■ **TAREFAS DO EXERCÍCIO**
1: Liste todos os artistas e grupos que, segundo o texto sobre Aguillar e o rock'n'roll, tocavam no Crush Hi-Fi.
2: Dê a continuação do texto sobre Aguillar e o rock'n'roll a partir da última frase apresentada abaixo.

■ **TEXTO**
****************************************

O rock’n’roll estava começando a conquista do mundo. Precisava de novos convertidos. Pouco depois, Aguillar, movido por essa compreensão, acabou largando o jornalismo impresso para escrever para o rádio boletins que eram lidos por um jovem jornalista, Joelmir Betting. Logo em seguida, assumiu um programa de jovens na Rádio 9 de Julho e, em seguida, virou âncora de quadros no Programa do Pato. No Clube dos Garotos, ele passou a dominar a ciência do programa de auditório. Foi quando assumiu um programa chamado Ritmos para a Juventude, que cimentaria definitivamente sua reputação de visionário. Sua providência inicial foi promover um dos primeiros e únicos grupos de rock’n’roll da época, The Jordans, que se tinha juntado em 1958 e para o qual ele ajudaria a lançar o primeiro disco, “A Vida Sorri Assim” (1962). Não eram muitos os programas, àquela altura, que davam palco para essa galera. Celly e Tony Campello tinham pilotado durante algum tempo o Crush Hi-Fi, na TV Record, no qual tocavam não apenas The Jordans, como The Rebels, Antonio Claudio, George Freedman e outros pioneiros.

****************************************

■ **DADOS FORNECIDOS**
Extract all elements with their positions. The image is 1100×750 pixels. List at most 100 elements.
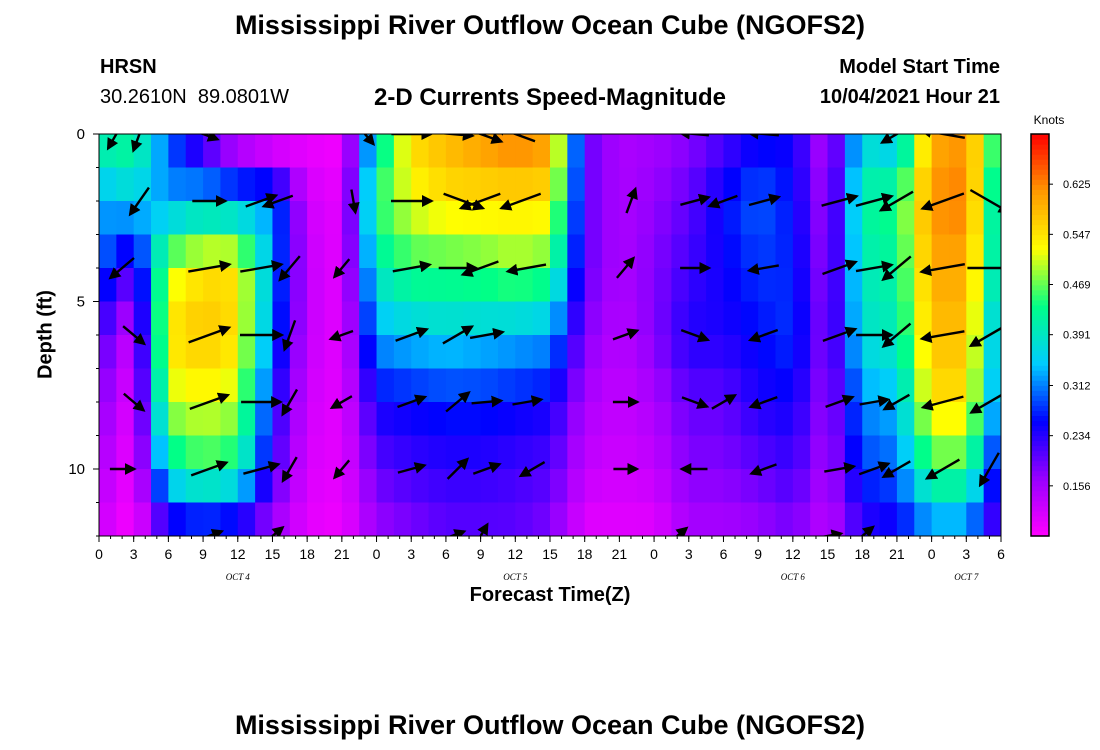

****************************************

■ **RESPOSTAS EM ORDEM**
1: The Jordans, The Rebels, Antonio Claudio e George Freedman.

2:
Em São Paulo, quem dava as cartas naquela época no ramo da juventude era Antonio Aguillar. Ele já tinha as credenciais de ter lançado diversas bandas, como The Flyers e The Jordans (banda que já acompanhava o primeiro ídolo nacional do gênero, Carlos Gonzaga), então havia uma romaria para conquistar a visibilidade que ele garantia aqui em São Paulo para os artistas e grupos do jovem rock nacional. Aguillar estava em sua casa um dia quando recebeu uma ligação. Era Abelardo Barbosa, o Chacrinha. O colega pernambucano estava em São Paulo e queria vê-lo, pediu que fosse ao seu hotel, o Normandie. Aguillar foi até a Avenida Ipiranga e subiu ao quarto do Chacrinha. “Antonio, eu estou lançando um cara no Rio e quero que você me ajude a promovê-lo aqui em São Paulo. É um rapaz que vai virar um fenômeno, um ídolo da juventude, eu te garanto. Você topa?”. Aguillar disse: “Olha, não sei se vai dar certo, não é tão simples, Chacrinha, mas um pedido seu é uma ordem”.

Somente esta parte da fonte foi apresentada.